**Work to be completed**
Establish how many lines in the material include the string "object" and report it as a lone number.

[Figure data in JSON]
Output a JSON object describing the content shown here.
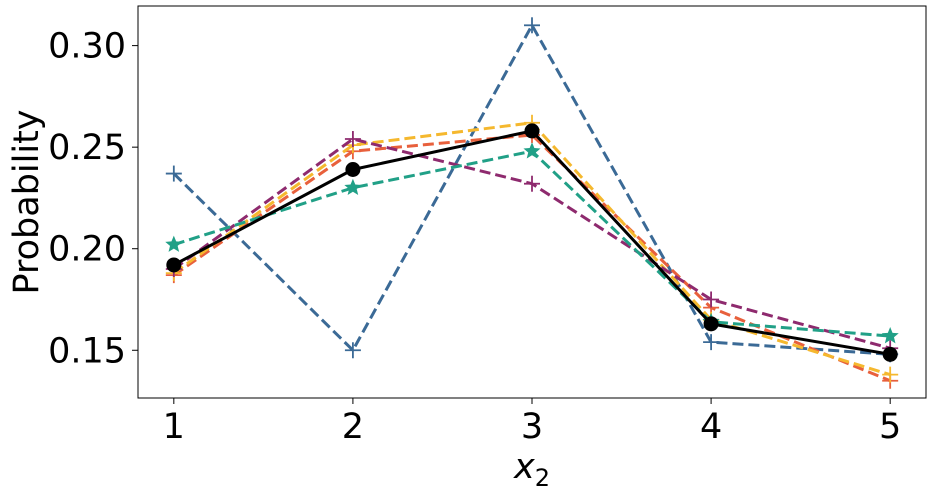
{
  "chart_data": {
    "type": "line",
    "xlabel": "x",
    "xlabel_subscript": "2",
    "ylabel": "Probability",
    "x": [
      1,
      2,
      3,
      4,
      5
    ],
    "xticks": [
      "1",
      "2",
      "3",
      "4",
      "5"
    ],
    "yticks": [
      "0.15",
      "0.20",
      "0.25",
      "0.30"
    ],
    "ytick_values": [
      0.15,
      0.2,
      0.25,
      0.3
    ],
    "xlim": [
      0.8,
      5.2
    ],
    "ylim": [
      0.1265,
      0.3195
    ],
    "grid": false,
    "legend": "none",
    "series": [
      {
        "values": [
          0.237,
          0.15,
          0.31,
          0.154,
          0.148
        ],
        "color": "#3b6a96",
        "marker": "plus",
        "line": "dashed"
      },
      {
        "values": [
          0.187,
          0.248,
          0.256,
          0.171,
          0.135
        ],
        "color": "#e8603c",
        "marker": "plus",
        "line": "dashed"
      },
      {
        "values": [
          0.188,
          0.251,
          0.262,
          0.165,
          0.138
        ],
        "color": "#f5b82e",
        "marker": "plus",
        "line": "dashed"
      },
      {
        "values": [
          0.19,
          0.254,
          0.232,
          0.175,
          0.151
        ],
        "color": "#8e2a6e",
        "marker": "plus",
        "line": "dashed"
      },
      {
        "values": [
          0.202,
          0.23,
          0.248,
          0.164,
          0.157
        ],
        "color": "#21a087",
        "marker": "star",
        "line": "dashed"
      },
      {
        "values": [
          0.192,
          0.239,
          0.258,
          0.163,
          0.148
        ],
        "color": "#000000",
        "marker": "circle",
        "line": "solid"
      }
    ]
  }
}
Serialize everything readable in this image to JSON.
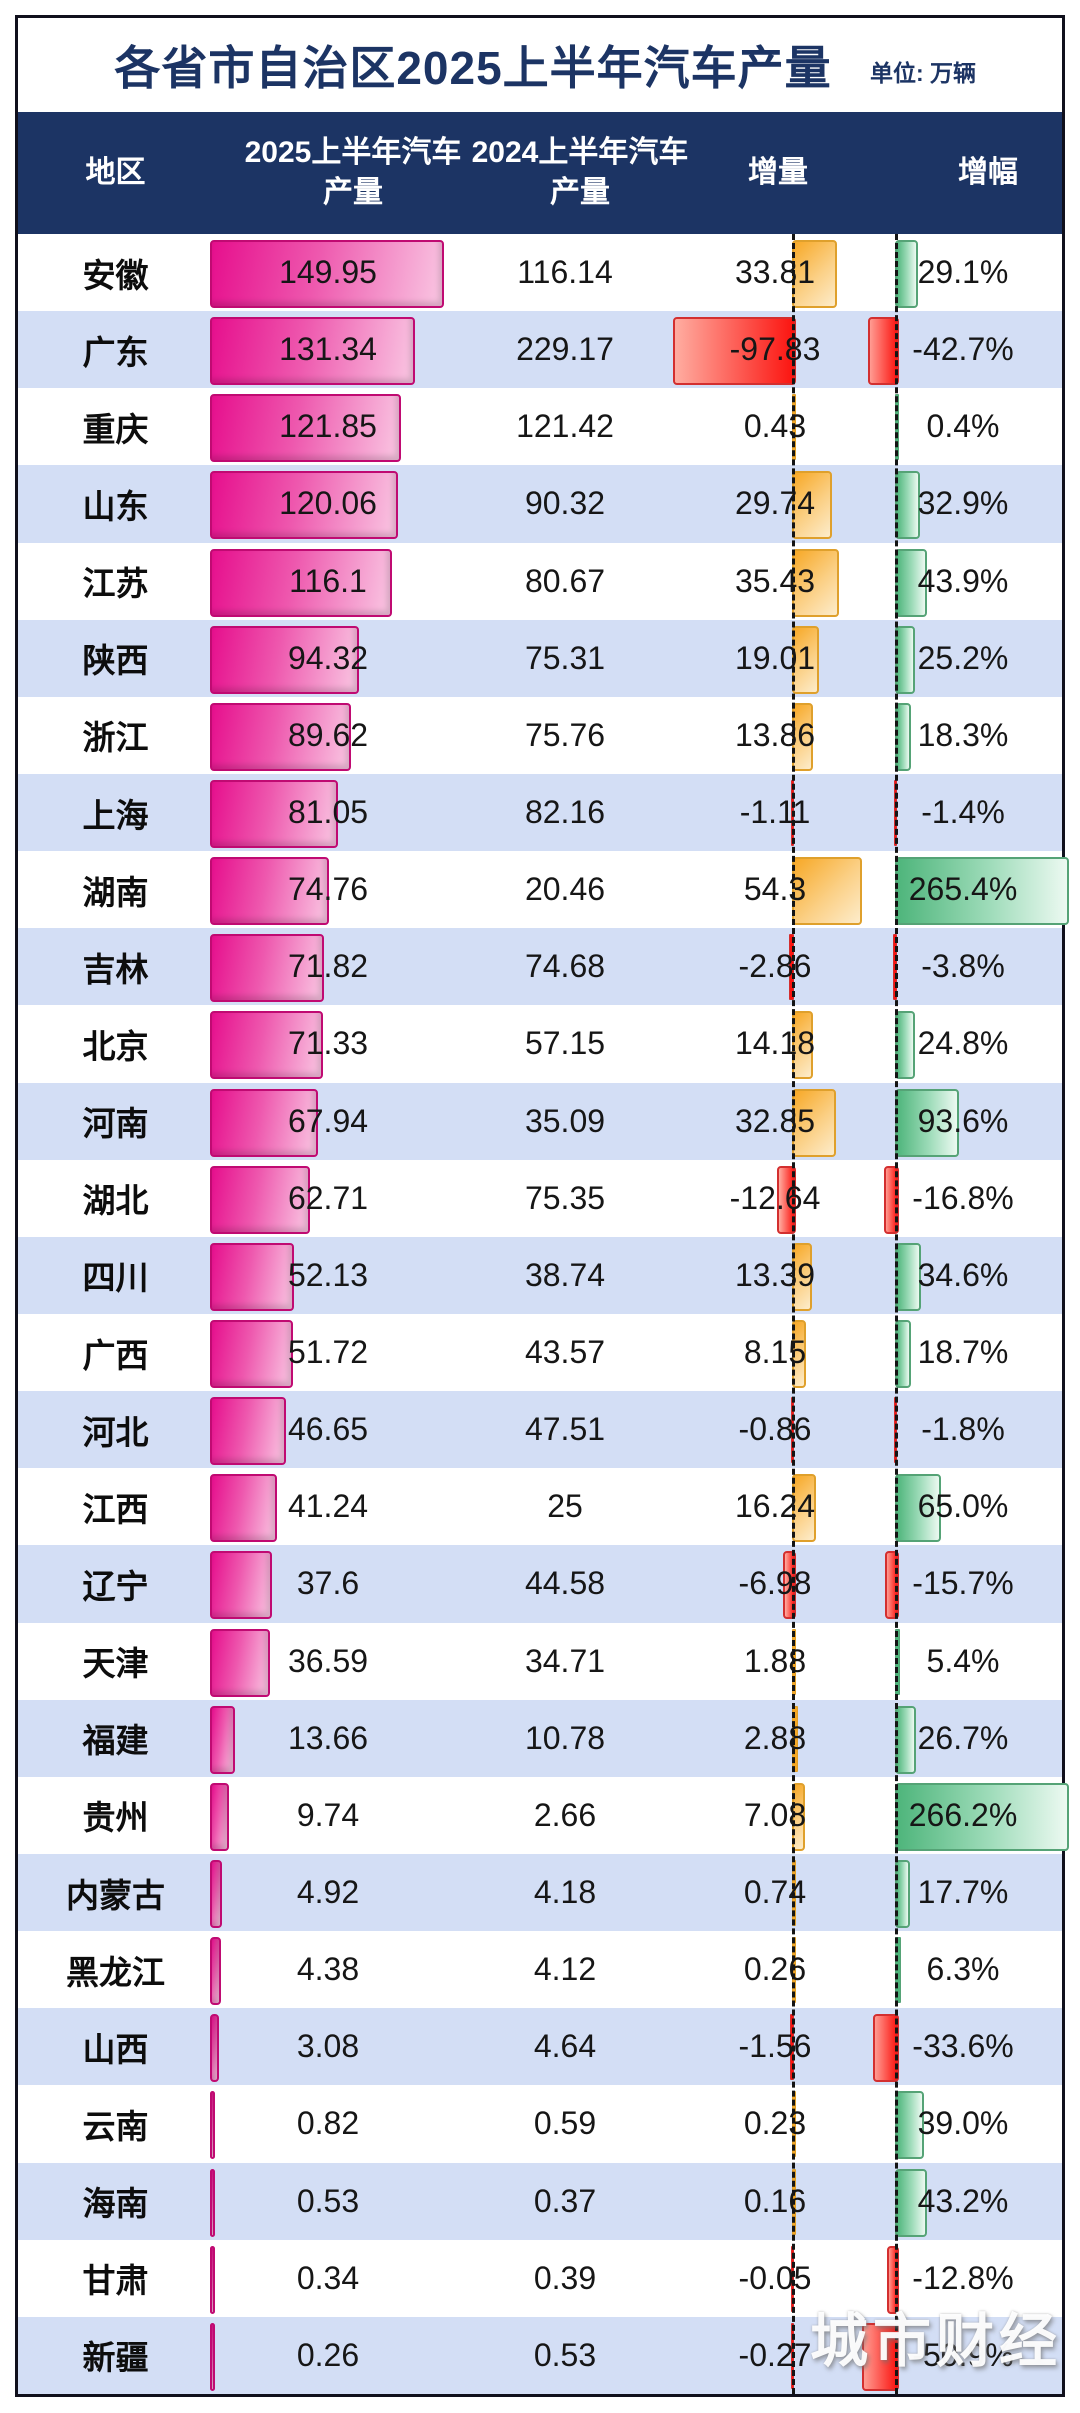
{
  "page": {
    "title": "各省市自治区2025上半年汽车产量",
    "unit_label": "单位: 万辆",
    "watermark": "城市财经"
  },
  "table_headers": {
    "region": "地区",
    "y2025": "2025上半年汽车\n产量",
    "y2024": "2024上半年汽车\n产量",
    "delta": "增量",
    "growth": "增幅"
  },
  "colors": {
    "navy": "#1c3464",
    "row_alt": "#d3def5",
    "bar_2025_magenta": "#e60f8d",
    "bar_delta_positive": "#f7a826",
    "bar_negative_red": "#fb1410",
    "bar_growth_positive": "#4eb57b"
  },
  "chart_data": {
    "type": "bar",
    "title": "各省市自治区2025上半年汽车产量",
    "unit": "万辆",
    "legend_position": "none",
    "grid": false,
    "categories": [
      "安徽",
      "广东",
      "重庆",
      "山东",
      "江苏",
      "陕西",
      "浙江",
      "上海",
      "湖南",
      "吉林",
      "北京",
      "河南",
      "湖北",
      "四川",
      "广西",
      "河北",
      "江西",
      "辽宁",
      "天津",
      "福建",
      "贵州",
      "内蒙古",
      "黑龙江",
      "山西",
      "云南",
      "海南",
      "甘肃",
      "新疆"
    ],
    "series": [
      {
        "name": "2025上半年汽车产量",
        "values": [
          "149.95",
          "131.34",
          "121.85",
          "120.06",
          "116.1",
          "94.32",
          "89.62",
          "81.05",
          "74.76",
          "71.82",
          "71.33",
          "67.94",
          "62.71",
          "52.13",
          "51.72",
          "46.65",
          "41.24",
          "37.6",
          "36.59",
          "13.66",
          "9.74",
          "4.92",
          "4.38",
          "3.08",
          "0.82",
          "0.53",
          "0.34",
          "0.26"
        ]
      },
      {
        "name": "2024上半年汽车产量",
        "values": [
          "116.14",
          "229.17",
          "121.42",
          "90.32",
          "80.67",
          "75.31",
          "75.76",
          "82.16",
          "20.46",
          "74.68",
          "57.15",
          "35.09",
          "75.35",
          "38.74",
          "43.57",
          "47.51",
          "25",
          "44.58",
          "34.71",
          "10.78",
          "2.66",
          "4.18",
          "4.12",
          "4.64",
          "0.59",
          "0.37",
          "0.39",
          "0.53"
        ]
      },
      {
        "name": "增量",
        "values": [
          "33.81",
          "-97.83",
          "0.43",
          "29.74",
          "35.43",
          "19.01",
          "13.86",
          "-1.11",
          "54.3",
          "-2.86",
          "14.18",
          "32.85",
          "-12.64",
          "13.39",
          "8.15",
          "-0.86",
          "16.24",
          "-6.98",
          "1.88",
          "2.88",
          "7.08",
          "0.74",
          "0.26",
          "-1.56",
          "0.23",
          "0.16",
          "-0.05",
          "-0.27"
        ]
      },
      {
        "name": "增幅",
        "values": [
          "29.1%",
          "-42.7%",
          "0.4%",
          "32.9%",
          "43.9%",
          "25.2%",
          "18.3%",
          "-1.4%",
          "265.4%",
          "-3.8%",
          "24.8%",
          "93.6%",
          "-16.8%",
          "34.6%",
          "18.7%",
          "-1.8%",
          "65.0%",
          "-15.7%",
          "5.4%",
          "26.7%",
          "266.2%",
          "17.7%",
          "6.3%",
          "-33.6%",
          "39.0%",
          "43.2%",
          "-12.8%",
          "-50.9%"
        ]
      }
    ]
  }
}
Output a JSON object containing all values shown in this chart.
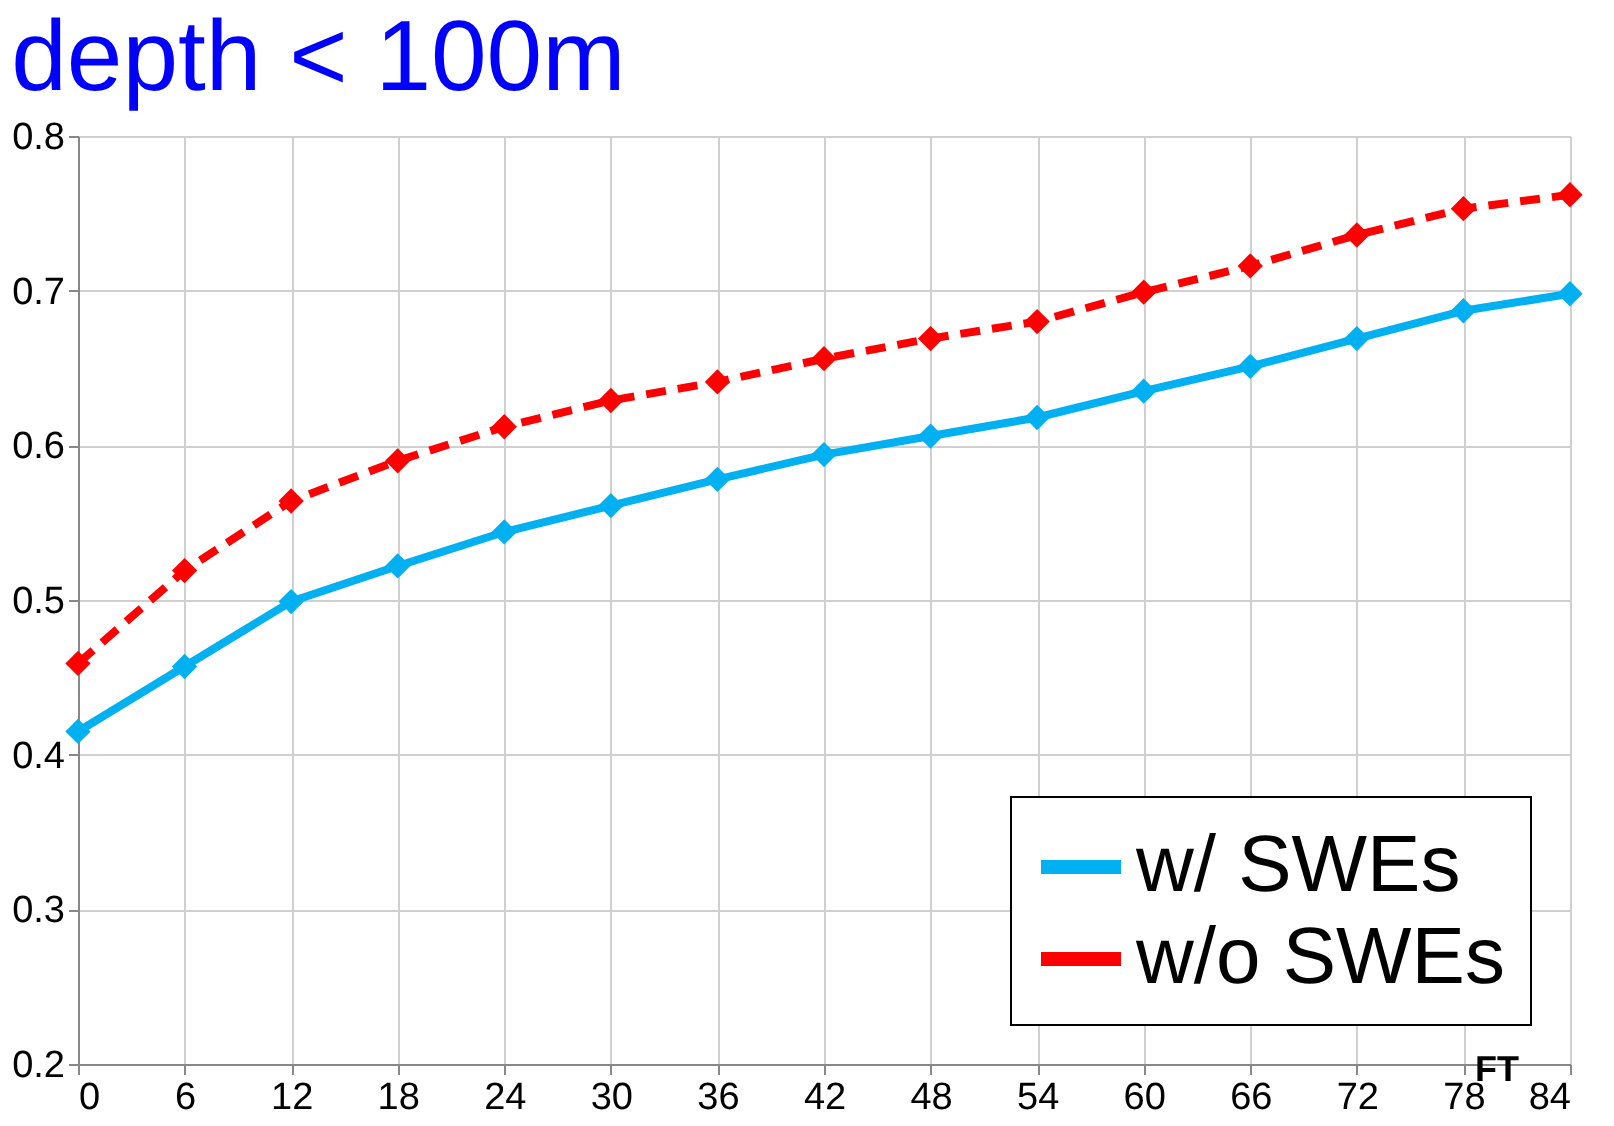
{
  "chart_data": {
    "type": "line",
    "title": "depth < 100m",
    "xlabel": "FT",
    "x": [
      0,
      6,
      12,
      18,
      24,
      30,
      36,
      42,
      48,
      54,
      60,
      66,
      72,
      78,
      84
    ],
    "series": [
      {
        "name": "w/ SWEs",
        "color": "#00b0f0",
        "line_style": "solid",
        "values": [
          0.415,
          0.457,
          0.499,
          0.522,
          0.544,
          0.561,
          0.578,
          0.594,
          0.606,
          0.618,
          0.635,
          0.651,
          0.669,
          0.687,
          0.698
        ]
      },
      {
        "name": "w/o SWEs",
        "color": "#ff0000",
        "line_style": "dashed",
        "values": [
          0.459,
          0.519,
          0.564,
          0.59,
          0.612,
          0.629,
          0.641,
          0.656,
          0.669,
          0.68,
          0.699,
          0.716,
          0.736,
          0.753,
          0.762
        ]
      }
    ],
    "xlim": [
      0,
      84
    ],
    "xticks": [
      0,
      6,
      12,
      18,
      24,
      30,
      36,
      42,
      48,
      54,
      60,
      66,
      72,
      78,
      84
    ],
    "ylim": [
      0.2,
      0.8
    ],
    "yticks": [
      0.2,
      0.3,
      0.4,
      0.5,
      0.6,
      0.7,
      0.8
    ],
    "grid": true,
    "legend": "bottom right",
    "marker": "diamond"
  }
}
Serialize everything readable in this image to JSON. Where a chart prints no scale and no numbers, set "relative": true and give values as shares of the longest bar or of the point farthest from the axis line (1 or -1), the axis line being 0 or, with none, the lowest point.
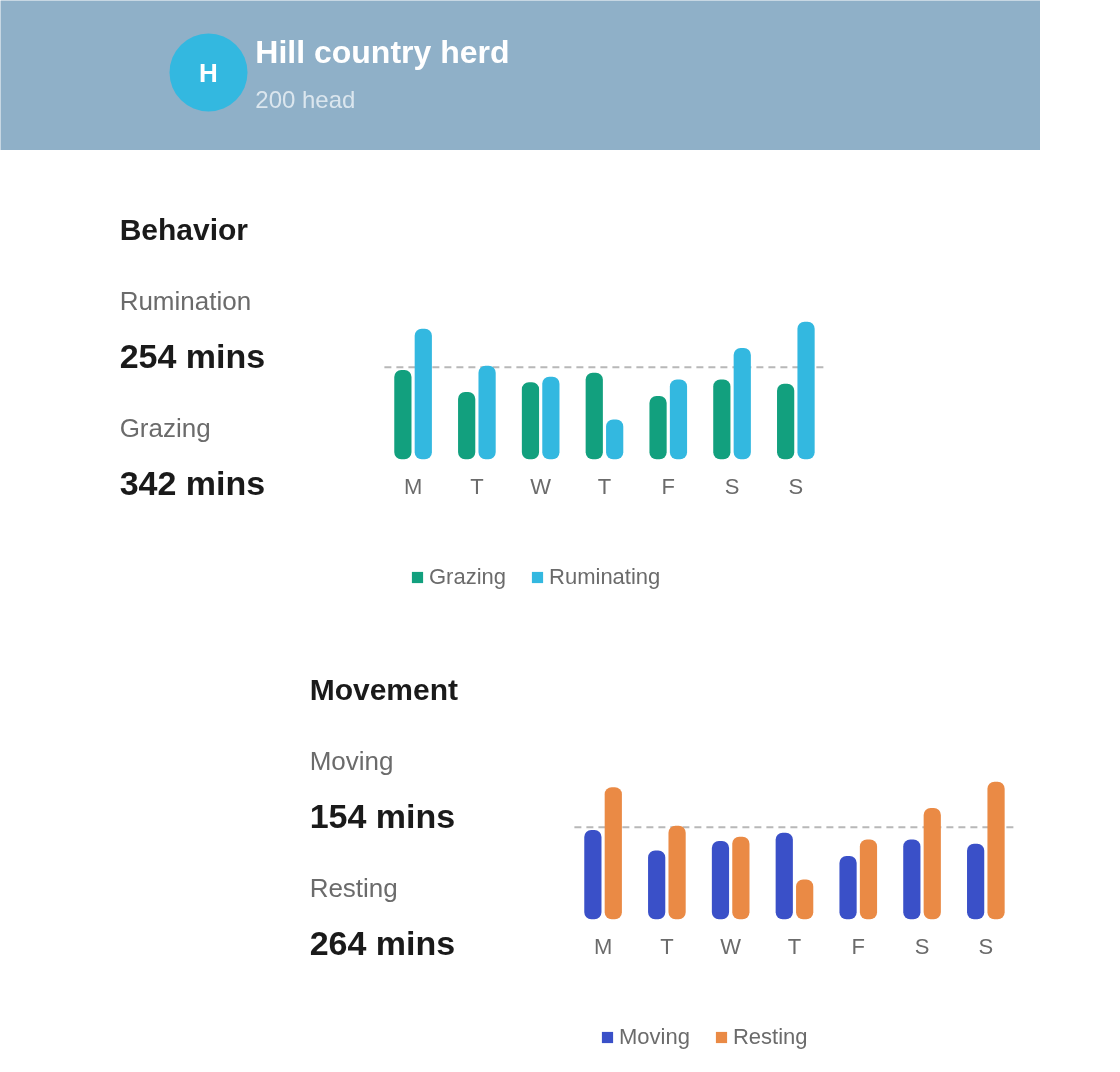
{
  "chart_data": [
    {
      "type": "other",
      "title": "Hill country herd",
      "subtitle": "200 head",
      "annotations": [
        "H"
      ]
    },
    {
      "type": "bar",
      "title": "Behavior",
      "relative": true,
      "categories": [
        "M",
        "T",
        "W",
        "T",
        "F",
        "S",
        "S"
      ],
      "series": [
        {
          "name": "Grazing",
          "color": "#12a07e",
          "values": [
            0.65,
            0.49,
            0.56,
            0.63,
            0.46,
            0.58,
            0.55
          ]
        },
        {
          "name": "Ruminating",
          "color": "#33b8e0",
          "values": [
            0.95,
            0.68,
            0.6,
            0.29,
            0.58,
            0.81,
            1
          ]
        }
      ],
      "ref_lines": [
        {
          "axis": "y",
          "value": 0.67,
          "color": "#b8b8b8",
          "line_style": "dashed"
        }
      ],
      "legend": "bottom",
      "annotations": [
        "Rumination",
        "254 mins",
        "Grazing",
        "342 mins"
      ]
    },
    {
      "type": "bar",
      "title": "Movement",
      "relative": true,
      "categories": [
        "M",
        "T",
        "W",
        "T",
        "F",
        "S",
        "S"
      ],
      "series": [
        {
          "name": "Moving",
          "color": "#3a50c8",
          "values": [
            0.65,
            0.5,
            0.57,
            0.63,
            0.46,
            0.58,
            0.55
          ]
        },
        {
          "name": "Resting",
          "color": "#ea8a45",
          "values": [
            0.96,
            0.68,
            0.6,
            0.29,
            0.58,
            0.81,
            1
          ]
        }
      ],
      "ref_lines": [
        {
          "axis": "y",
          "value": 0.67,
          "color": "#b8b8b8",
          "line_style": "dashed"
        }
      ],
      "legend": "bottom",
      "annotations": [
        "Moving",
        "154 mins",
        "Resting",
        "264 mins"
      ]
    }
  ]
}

**Response**
2